--- Dataset extract ---
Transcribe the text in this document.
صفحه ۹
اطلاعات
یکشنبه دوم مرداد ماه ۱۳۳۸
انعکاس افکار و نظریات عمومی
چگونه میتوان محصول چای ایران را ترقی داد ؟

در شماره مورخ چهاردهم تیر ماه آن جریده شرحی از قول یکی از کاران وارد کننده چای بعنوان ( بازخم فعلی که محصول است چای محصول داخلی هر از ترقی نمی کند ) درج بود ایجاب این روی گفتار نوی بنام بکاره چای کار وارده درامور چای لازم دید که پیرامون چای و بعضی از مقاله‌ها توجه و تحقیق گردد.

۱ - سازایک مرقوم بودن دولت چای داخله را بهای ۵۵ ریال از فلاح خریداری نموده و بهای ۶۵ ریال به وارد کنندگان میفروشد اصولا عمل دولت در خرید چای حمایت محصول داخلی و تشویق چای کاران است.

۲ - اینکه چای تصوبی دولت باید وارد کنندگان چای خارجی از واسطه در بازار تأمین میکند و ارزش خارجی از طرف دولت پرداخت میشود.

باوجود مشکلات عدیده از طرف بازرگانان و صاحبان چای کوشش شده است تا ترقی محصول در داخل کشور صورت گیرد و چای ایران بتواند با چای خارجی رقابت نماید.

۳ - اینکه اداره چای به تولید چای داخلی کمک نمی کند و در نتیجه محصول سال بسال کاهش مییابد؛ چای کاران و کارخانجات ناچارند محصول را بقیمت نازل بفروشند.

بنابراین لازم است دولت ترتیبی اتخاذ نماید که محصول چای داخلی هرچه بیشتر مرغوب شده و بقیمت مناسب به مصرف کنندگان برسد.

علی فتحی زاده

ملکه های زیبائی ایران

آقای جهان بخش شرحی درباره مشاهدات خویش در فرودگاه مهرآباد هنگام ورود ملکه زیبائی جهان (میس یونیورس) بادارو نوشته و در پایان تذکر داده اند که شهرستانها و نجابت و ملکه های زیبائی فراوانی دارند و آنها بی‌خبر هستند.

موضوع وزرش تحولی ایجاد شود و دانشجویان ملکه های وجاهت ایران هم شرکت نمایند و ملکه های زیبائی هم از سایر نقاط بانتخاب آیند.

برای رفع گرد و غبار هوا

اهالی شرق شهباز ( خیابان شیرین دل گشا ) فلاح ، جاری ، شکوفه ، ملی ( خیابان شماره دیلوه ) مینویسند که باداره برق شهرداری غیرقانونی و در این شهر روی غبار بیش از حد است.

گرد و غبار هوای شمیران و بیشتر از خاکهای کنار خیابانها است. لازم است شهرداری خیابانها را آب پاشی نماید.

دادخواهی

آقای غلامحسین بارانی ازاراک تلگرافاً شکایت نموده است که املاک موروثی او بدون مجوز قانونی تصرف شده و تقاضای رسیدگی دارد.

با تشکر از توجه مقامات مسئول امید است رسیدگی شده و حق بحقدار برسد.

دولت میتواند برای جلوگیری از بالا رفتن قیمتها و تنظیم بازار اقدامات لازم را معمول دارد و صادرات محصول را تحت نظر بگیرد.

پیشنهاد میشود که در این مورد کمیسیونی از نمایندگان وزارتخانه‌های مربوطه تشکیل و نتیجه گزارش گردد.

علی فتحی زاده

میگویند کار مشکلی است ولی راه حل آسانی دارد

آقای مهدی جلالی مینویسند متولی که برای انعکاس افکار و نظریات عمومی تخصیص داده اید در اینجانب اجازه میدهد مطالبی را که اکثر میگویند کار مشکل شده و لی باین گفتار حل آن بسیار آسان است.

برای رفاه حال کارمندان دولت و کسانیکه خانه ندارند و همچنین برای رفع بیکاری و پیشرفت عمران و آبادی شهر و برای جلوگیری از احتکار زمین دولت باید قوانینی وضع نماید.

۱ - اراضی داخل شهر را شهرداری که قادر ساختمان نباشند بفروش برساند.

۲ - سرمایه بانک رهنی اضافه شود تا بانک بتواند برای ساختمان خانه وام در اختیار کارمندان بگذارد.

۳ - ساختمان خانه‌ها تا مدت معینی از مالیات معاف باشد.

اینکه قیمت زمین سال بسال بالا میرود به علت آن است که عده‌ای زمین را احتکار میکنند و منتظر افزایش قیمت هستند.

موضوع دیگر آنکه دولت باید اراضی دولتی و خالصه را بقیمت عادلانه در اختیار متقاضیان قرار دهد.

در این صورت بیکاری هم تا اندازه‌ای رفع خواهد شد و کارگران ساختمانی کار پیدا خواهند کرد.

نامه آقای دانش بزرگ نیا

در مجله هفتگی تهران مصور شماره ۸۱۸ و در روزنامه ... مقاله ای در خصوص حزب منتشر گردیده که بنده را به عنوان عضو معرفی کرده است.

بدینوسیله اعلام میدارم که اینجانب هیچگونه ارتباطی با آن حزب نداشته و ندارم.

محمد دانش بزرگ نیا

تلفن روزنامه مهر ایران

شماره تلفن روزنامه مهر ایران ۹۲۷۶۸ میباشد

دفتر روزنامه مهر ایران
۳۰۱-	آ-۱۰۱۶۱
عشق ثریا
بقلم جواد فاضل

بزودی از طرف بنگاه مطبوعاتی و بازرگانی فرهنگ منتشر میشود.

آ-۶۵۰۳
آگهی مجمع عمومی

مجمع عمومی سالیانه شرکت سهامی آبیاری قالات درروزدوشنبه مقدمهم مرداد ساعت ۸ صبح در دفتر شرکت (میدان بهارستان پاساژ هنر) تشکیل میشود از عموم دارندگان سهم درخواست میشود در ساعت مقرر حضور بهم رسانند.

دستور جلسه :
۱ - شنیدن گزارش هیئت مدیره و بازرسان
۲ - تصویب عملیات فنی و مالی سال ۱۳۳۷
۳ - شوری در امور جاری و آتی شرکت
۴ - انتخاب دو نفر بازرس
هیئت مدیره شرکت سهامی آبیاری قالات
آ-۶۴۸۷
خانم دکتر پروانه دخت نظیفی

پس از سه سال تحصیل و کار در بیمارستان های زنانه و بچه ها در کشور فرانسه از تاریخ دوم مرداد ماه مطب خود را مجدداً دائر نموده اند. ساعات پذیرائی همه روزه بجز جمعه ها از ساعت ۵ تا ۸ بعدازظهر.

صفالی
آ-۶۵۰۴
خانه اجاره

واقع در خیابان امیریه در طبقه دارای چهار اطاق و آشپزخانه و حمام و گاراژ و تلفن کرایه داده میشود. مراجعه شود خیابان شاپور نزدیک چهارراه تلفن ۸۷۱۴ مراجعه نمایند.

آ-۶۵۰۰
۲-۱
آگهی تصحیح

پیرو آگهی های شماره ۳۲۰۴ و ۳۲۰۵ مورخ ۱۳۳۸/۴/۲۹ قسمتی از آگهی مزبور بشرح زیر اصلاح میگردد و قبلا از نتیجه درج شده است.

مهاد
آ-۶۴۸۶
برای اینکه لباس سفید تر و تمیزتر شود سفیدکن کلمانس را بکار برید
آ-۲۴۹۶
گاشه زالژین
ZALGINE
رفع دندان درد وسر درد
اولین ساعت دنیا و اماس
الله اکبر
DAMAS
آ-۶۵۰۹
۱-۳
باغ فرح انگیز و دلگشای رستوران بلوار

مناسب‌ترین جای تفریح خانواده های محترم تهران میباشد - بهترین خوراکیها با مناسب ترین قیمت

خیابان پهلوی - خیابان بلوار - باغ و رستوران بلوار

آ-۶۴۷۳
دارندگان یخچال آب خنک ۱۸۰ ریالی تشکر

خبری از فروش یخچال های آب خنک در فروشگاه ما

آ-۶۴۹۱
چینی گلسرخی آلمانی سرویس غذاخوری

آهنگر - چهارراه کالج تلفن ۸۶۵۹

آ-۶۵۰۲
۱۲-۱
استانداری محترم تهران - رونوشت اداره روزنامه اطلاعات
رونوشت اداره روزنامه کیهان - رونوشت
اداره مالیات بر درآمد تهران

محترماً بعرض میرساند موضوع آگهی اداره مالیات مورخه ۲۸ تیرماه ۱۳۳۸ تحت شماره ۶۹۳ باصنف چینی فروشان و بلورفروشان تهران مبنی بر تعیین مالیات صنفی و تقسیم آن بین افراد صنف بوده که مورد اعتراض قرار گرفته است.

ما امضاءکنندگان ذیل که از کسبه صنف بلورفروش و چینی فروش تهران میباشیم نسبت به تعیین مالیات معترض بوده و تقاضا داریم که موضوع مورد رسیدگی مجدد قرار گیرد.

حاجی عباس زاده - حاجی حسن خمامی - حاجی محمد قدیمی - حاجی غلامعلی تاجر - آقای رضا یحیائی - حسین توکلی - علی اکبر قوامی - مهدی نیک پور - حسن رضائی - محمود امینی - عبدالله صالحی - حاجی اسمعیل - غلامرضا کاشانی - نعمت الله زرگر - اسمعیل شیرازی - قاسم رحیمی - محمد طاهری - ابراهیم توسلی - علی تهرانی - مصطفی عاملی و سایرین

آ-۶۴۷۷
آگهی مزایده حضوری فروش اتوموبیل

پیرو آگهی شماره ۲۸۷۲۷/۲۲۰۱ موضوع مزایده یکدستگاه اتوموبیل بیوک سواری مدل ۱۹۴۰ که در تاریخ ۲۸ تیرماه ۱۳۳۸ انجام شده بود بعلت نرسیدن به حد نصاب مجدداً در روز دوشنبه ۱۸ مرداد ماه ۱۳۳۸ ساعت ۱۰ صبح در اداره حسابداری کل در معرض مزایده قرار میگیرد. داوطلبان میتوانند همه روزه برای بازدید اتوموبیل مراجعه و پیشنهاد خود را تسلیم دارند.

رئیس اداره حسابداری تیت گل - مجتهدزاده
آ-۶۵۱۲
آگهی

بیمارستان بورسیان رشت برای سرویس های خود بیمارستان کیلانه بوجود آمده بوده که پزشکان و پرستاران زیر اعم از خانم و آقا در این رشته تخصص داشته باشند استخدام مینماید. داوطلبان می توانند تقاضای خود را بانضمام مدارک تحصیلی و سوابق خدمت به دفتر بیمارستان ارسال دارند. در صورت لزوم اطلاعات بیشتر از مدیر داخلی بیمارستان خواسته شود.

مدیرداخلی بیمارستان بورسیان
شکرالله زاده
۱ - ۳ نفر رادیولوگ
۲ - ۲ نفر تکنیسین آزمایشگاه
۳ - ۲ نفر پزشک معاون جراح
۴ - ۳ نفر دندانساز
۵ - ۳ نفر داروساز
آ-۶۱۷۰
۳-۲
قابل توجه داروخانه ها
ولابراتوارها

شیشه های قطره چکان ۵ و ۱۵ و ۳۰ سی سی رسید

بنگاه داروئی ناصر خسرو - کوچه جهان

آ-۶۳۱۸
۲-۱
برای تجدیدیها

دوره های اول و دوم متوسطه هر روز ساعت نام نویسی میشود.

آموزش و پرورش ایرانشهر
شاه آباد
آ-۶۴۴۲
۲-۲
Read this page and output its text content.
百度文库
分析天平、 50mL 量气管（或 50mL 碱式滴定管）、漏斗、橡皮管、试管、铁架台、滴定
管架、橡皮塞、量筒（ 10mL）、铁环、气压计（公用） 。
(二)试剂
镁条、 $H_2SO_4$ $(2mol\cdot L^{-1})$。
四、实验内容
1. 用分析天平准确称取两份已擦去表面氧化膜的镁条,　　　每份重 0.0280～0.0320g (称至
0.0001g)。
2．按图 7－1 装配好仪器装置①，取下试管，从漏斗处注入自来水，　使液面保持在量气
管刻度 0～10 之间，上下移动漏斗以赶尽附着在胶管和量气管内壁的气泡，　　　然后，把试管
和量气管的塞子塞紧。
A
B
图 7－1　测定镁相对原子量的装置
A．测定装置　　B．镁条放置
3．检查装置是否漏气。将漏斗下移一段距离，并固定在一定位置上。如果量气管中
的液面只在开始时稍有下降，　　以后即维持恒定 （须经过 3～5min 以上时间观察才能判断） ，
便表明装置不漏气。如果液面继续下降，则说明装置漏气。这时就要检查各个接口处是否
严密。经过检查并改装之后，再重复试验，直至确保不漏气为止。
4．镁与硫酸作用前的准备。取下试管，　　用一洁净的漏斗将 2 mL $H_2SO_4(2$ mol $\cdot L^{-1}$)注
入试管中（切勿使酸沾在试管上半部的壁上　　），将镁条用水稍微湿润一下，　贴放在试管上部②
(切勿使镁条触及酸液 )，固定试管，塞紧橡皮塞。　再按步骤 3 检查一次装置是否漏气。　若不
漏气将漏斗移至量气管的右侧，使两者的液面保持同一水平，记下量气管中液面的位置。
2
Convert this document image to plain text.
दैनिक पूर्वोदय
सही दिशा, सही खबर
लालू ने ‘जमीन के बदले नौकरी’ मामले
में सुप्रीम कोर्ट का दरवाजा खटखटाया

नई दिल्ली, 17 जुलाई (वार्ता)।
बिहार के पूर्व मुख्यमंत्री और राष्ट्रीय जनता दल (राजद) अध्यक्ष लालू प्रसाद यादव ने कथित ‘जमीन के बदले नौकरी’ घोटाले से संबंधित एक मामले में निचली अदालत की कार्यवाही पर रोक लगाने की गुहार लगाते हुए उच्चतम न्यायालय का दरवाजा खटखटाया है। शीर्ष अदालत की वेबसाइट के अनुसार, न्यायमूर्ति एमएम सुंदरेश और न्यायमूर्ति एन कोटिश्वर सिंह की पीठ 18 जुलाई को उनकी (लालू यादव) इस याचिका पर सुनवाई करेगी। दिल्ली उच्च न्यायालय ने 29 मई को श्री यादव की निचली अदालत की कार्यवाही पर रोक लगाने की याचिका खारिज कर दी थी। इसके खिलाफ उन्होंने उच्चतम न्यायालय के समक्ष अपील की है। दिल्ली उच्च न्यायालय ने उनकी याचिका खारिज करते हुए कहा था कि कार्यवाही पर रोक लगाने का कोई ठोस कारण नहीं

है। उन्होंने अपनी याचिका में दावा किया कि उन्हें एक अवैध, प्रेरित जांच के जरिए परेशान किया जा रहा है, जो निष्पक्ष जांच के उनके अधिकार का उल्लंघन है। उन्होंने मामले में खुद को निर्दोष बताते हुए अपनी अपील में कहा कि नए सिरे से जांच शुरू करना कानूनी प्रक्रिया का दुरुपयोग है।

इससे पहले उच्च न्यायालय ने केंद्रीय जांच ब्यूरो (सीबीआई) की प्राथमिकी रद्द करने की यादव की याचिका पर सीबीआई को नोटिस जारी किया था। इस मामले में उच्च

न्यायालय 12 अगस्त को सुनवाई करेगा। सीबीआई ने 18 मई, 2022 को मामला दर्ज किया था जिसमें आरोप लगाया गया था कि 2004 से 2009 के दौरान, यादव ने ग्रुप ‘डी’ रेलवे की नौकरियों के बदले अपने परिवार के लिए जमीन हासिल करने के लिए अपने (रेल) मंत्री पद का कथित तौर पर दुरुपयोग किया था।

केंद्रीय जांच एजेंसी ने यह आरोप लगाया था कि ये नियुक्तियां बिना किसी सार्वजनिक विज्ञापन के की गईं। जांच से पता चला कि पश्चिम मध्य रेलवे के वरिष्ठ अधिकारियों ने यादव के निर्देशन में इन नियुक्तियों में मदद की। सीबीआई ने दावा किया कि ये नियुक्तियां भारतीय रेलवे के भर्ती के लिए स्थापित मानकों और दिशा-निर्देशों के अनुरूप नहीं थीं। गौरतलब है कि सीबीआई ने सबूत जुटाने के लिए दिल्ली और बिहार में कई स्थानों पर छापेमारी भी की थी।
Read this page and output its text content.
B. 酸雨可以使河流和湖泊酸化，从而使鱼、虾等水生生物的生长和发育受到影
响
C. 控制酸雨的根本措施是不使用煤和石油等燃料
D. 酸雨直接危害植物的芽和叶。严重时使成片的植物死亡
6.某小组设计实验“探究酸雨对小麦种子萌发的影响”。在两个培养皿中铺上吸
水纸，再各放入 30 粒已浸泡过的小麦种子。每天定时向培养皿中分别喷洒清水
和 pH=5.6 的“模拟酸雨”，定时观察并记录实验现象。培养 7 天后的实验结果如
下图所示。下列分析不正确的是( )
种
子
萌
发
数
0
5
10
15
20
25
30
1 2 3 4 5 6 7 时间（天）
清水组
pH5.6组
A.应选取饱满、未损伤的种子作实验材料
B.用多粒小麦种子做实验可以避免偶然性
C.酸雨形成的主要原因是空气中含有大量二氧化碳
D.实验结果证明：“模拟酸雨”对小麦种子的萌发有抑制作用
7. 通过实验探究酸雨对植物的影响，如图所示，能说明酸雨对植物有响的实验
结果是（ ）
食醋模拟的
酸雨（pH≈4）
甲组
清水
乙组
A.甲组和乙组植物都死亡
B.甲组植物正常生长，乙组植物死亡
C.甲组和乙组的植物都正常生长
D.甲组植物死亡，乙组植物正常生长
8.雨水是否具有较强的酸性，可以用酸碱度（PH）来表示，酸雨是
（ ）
---
What the task asks → Copy out the lines in which the string "باید" appears.

The output →
۲ - اینکه چای تصوبی دولت باید وارد کنندگان چای خارجی از واسطه در بازار تأمین میکند و ارزش خارجی از طرف دولت پرداخت میشود.
برای رفاه حال کارمندان دولت و کسانیکه خانه ندارند و همچنین برای رفع بیکاری و پیشرفت عمران و آبادی شهر و برای جلوگیری از احتکار زمین دولت باید قوانینی وضع نماید.
موضوع دیگر آنکه دولت باید اراضی دولتی و خالصه را بقیمت عادلانه در اختیار متقاضیان قرار دهد.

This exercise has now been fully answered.